_Exercise objective:_
Some lines in the records below may hold the word "quas"; give the number of those lines and nothing else.

_Extracted data:_
===

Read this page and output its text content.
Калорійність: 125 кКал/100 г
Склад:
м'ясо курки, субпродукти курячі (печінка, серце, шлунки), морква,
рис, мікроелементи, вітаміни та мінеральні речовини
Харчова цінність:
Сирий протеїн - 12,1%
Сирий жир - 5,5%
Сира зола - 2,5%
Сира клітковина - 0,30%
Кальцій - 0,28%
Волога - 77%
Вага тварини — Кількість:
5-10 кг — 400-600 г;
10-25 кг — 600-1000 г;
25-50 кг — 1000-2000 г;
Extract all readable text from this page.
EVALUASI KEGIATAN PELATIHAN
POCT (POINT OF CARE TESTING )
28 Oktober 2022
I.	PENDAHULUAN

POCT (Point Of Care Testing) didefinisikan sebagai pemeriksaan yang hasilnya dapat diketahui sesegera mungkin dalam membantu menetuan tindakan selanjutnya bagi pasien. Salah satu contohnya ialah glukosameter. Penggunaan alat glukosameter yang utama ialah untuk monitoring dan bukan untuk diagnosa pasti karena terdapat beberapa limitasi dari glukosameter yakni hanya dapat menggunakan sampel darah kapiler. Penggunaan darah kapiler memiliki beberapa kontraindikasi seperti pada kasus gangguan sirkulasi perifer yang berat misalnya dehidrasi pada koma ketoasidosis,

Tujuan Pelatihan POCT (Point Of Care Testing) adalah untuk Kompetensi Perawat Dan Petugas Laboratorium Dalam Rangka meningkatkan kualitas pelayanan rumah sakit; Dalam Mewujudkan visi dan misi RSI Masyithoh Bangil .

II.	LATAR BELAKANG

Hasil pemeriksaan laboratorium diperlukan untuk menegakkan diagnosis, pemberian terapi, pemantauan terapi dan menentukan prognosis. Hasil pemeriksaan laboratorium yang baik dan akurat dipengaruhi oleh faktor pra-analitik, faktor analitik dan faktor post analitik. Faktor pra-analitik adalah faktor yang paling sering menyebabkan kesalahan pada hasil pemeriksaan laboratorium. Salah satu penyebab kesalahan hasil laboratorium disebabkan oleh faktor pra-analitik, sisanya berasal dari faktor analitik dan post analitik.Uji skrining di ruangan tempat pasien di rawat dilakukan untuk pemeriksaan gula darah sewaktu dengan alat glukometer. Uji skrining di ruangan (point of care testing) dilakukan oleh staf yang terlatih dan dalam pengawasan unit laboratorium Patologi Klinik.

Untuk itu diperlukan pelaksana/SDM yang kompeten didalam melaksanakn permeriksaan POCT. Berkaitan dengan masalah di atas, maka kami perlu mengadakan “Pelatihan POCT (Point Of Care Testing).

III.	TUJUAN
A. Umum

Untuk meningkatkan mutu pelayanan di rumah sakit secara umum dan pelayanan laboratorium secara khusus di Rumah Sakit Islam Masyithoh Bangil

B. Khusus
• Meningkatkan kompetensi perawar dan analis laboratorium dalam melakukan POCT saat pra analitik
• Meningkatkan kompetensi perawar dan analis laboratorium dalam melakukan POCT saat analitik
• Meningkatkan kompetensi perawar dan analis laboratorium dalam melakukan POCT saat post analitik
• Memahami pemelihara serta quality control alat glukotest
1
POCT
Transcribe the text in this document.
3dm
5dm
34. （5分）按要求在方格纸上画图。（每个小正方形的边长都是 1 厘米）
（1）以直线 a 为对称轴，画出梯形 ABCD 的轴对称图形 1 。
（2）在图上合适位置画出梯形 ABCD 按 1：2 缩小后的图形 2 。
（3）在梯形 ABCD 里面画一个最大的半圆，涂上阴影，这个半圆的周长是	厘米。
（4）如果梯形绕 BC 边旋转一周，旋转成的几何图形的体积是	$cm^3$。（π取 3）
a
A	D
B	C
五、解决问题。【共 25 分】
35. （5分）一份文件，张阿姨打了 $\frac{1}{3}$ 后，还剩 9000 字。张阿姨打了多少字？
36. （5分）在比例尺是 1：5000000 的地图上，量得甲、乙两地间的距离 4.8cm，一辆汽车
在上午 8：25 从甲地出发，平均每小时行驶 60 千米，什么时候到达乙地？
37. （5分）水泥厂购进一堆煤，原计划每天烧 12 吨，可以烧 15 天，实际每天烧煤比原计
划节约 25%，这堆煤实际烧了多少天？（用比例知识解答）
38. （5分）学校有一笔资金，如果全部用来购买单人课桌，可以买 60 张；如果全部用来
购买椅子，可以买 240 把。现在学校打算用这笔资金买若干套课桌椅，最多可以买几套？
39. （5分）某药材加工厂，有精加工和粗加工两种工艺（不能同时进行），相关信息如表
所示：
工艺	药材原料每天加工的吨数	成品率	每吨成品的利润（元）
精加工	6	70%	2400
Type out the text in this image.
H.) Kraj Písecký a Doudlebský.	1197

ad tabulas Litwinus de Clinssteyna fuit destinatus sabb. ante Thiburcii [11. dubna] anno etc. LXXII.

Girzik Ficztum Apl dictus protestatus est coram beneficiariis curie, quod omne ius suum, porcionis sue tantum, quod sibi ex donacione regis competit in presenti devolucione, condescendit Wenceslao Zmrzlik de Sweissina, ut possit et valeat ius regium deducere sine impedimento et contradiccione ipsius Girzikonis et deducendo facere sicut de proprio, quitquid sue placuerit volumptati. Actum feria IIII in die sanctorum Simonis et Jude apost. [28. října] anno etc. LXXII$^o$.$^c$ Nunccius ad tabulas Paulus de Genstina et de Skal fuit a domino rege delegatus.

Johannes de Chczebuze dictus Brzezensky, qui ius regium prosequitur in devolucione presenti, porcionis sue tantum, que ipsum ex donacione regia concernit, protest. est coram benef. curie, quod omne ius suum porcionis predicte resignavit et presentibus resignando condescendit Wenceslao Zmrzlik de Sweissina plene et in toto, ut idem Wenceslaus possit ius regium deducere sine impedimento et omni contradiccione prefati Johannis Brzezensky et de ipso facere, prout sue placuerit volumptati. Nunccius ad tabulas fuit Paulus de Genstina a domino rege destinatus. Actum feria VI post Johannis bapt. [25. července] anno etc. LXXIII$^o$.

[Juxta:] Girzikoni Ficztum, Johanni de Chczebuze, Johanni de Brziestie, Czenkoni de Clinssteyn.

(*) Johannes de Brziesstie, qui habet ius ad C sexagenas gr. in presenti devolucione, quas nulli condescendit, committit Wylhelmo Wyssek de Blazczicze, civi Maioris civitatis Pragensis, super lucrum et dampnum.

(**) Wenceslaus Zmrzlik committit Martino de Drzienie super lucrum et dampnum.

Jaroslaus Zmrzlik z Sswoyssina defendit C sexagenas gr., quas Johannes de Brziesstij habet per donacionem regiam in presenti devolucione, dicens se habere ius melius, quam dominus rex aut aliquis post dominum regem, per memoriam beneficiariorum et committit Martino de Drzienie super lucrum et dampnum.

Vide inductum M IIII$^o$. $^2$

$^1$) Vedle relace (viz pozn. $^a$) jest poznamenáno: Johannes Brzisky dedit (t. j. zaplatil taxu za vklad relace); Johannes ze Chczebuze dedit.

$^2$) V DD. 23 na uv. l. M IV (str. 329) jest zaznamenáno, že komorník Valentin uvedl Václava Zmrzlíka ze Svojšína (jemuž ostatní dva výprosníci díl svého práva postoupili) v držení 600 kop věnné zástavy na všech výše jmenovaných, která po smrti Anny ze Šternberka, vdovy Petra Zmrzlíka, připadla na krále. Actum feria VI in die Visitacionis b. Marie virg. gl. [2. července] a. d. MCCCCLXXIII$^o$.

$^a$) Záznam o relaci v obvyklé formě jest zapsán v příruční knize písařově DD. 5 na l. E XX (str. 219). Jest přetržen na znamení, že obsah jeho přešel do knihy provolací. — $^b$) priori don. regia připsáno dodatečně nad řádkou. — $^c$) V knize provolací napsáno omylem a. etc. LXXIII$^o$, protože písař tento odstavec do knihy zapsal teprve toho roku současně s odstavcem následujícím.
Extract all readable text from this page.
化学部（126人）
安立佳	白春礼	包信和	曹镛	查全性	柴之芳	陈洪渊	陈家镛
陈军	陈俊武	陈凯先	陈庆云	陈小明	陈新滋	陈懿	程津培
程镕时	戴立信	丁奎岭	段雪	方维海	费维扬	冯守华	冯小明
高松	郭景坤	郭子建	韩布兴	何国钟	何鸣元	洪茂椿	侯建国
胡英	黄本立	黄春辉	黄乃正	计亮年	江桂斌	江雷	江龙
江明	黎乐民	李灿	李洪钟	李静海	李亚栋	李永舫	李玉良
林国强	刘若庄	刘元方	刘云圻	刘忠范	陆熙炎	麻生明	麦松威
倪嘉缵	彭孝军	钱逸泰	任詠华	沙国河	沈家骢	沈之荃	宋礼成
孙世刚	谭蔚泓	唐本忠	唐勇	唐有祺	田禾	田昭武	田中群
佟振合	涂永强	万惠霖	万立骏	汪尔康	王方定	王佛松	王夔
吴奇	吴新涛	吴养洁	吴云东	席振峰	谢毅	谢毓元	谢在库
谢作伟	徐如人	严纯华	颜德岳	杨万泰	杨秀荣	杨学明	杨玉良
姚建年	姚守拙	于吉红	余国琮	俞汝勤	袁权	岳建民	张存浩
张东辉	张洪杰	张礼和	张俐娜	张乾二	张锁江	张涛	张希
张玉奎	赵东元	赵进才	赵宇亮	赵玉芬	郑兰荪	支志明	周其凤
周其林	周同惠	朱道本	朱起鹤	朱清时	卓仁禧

===

_Expected answer:_
2